**What you are asked to do**
Please give the entries again in full and exactly, without any picture.

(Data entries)
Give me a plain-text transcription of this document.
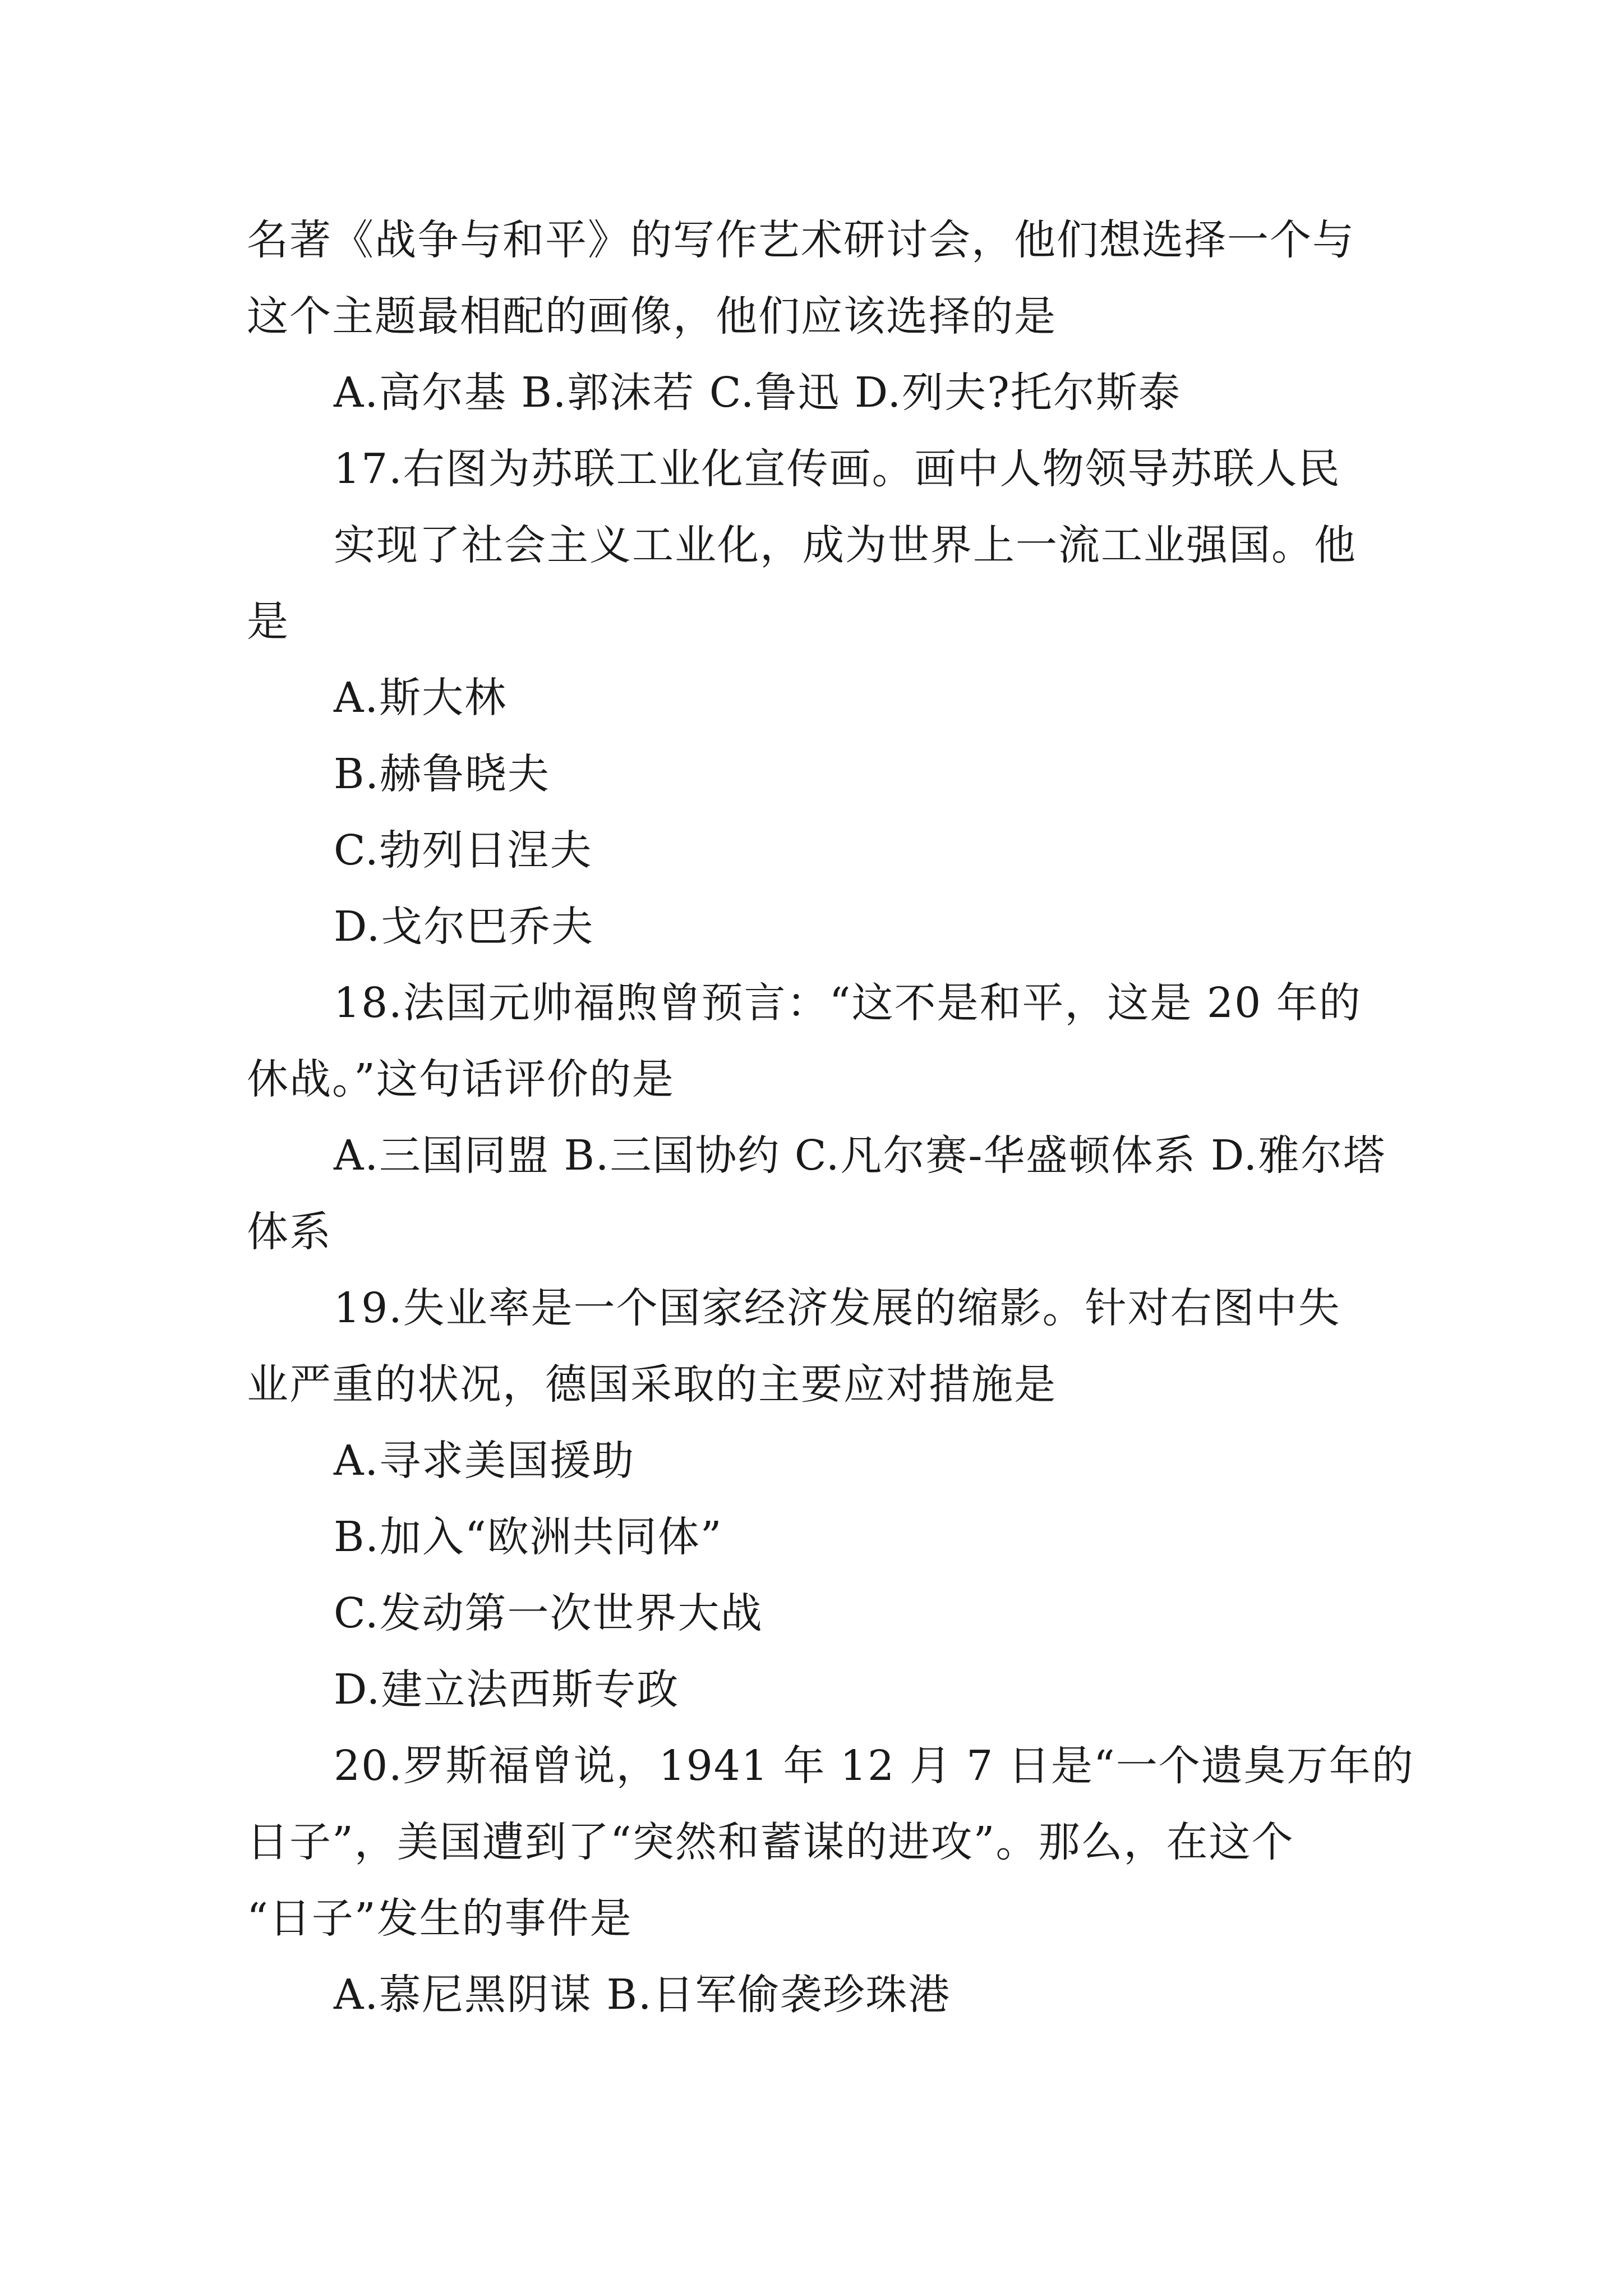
名著《战争与和平》的写作艺术研讨会，他们想选择一个与
这个主题最相配的画像，他们应该选择的是
A.高尔基 B.郭沫若 C.鲁迅 D.列夫?托尔斯泰
17.右图为苏联工业化宣传画。画中人物领导苏联人民
实现了社会主义工业化，成为世界上一流工业强国。他
是
A.斯大林
B.赫鲁晓夫
C.勃列日涅夫
D.戈尔巴乔夫
18.法国元帅福煦曾预言：“这不是和平，这是 20 年的
休战。”这句话评价的是
A.三国同盟 B.三国协约 C.凡尔赛-华盛顿体系 D.雅尔塔
体系
19.失业率是一个国家经济发展的缩影。针对右图中失
业严重的状况，德国采取的主要应对措施是
A.寻求美国援助
B.加入“欧洲共同体”
C.发动第一次世界大战
D.建立法西斯专政
20.罗斯福曾说，1941 年 12 月 7 日是“一个遗臭万年的
日子”，美国遭到了“突然和蓄谋的进攻”。那么，在这个
“日子”发生的事件是
A.慕尼黑阴谋 B.日军偷袭珍珠港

**Reply to the task**
Give me a plain-text transcription of this document.
名著《战争与和平》的写作艺术研讨会，他们想选择一个与
这个主题最相配的画像，他们应该选择的是
A.高尔基 B.郭沫若 C.鲁迅 D.列夫?托尔斯泰
17.右图为苏联工业化宣传画。画中人物领导苏联人民
实现了社会主义工业化，成为世界上一流工业强国。他
是
A.斯大林
B.赫鲁晓夫
C.勃列日涅夫
D.戈尔巴乔夫
18.法国元帅福煦曾预言：“这不是和平，这是 20 年的
休战。”这句话评价的是
A.三国同盟 B.三国协约 C.凡尔赛-华盛顿体系 D.雅尔塔
体系
19.失业率是一个国家经济发展的缩影。针对右图中失
业严重的状况，德国采取的主要应对措施是
A.寻求美国援助
B.加入“欧洲共同体”
C.发动第一次世界大战
D.建立法西斯专政
20.罗斯福曾说，1941 年 12 月 7 日是“一个遗臭万年的
日子”，美国遭到了“突然和蓄谋的进攻”。那么，在这个
“日子”发生的事件是
A.慕尼黑阴谋 B.日军偷袭珍珠港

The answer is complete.